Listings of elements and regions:
****************************************

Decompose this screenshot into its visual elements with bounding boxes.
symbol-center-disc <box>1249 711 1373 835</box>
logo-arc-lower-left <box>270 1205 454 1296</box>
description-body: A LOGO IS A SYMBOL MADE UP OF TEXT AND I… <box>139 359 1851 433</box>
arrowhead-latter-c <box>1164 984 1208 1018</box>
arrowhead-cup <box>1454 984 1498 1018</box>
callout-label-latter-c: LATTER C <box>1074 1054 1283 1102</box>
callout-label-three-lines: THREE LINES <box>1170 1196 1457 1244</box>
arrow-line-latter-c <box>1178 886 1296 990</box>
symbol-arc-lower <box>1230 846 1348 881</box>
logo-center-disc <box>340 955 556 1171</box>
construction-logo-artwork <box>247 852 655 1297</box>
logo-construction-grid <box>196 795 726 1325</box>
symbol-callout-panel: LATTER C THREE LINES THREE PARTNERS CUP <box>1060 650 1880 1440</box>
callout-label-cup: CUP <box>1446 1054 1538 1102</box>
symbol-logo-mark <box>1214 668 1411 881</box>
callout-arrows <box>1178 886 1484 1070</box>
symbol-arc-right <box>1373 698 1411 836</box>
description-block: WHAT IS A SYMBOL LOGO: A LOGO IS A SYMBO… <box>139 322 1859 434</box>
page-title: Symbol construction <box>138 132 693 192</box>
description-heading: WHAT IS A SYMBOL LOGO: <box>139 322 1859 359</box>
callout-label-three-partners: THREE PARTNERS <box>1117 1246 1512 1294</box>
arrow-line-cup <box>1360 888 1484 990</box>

****************************************

• Written task: Convert all of the data above into a JSON list of strings, with one string for each line and no blank lines.

• Exercise output:
[
  "Decompose this screenshot into its visual elements with bounding boxes.",
  "symbol-center-disc <box>1249 711 1373 835</box>",
  "logo-arc-lower-left <box>270 1205 454 1296</box>",
  "description-body: A LOGO IS A SYMBOL MADE UP OF TEXT AND I… <box>139 359 1851 433</box>",
  "arrowhead-latter-c <box>1164 984 1208 1018</box>",
  "arrowhead-cup <box>1454 984 1498 1018</box>",
  "callout-label-latter-c: LATTER C <box>1074 1054 1283 1102</box>",
  "callout-label-three-lines: THREE LINES <box>1170 1196 1457 1244</box>",
  "arrow-line-latter-c <box>1178 886 1296 990</box>",
  "symbol-arc-lower <box>1230 846 1348 881</box>",
  "logo-center-disc <box>340 955 556 1171</box>",
  "construction-logo-artwork <box>247 852 655 1297</box>",
  "logo-construction-grid <box>196 795 726 1325</box>",
  "symbol-callout-panel: LATTER C THREE LINES THREE PARTNERS CUP <box>1060 650 1880 1440</box>",
  "callout-label-cup: CUP <box>1446 1054 1538 1102</box>",
  "symbol-logo-mark <box>1214 668 1411 881</box>",
  "callout-arrows <box>1178 886 1484 1070</box>",
  "symbol-arc-right <box>1373 698 1411 836</box>",
  "description-block: WHAT IS A SYMBOL LOGO: A LOGO IS A SYMBO… <box>139 322 1859 434</box>",
  "page-title: Symbol construction <box>138 132 693 192</box>",
  "description-heading: WHAT IS A SYMBOL LOGO: <box>139 322 1859 359</box>",
  "callout-label-three-partners: THREE PARTNERS <box>1117 1246 1512 1294</box>",
  "arrow-line-cup <box>1360 888 1484 990</box>"
]